## Input rows
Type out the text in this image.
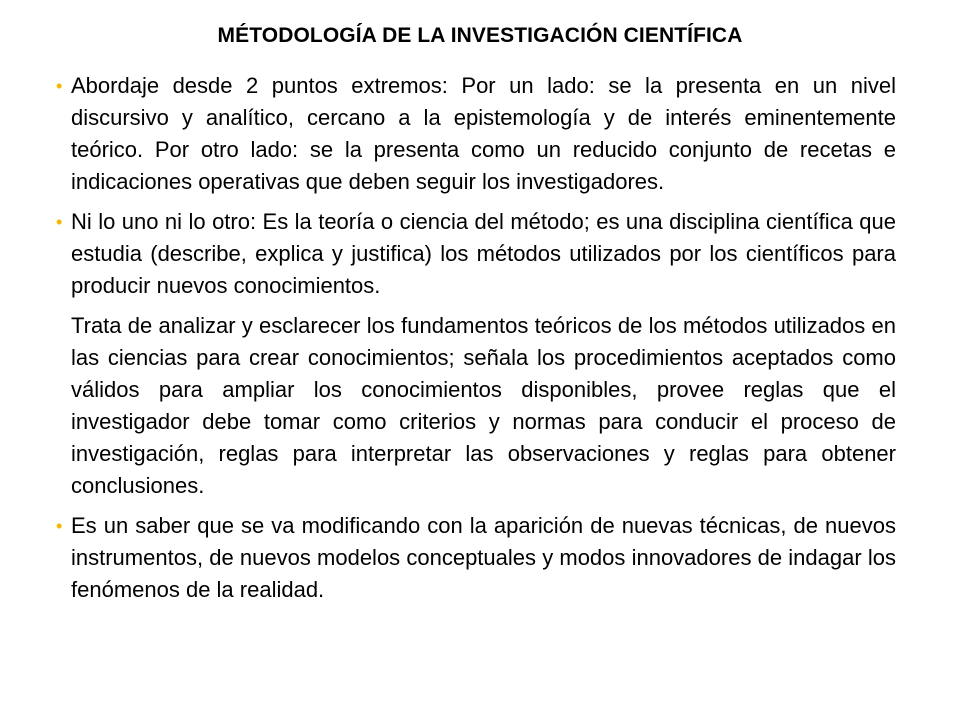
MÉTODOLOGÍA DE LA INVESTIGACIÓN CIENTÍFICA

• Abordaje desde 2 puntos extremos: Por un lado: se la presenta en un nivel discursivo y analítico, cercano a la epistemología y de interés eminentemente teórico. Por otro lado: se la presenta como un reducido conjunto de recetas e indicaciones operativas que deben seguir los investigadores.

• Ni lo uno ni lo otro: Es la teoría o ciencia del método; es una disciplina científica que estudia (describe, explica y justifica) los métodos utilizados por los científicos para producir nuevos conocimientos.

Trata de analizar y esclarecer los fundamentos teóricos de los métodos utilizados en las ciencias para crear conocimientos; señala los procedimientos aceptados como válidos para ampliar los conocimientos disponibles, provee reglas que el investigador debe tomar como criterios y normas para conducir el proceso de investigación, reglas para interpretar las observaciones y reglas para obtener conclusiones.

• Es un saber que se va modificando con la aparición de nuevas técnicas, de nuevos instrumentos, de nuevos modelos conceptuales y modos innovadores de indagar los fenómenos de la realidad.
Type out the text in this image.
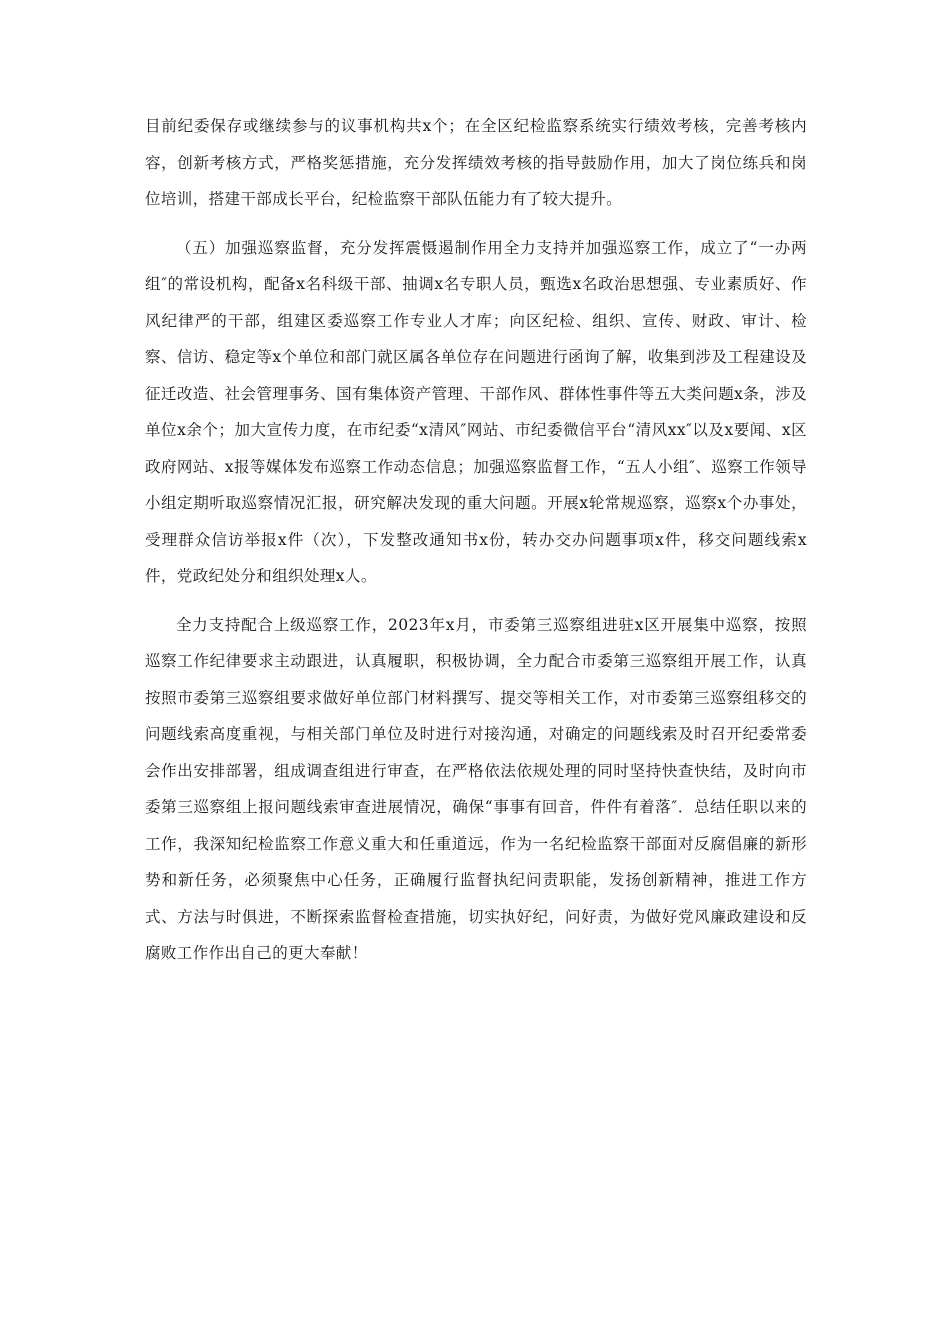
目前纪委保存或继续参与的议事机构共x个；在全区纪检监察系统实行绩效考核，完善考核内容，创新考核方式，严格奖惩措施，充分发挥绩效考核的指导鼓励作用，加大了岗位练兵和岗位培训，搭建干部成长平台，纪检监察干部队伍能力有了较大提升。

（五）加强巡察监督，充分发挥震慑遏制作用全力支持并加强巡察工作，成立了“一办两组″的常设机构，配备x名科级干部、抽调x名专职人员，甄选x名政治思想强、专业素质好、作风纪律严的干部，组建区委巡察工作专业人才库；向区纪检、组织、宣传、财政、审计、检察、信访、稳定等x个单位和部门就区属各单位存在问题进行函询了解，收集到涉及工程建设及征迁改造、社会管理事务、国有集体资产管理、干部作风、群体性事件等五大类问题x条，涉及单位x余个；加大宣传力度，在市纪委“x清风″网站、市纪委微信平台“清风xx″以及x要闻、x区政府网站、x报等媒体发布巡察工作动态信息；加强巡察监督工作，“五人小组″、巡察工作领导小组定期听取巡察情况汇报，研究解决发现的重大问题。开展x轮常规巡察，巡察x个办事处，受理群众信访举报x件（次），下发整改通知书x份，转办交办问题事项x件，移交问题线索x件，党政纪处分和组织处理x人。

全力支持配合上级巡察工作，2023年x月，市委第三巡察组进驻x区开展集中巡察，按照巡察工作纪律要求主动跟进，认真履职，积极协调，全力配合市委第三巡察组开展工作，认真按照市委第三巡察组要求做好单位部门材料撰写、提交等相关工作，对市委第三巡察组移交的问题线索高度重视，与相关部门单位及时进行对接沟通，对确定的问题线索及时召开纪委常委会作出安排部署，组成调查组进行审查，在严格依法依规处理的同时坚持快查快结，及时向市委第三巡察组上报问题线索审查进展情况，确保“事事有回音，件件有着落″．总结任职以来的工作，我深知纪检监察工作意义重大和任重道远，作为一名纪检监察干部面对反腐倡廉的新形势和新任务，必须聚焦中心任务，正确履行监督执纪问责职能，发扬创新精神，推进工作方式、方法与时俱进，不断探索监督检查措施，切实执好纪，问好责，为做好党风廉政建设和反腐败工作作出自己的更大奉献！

## What needs to be done
Find every line in the records above that contains the word "utilizados", and copy each one.

## Exercise result
• Ni lo uno ni lo otro: Es la teoría o ciencia del método; es una disciplina científica que estudia (describe, explica y justifica) los métodos utilizados por los científicos para producir nuevos conocimientos.
Trata de analizar y esclarecer los fundamentos teóricos de los métodos utilizados en las ciencias para crear conocimientos; señala los procedimientos aceptados como válidos para ampliar los conocimientos disponibles, provee reglas que el investigador debe tomar como criterios y normas para conducir el proceso de investigación, reglas para interpretar las observaciones y reglas para obtener conclusiones.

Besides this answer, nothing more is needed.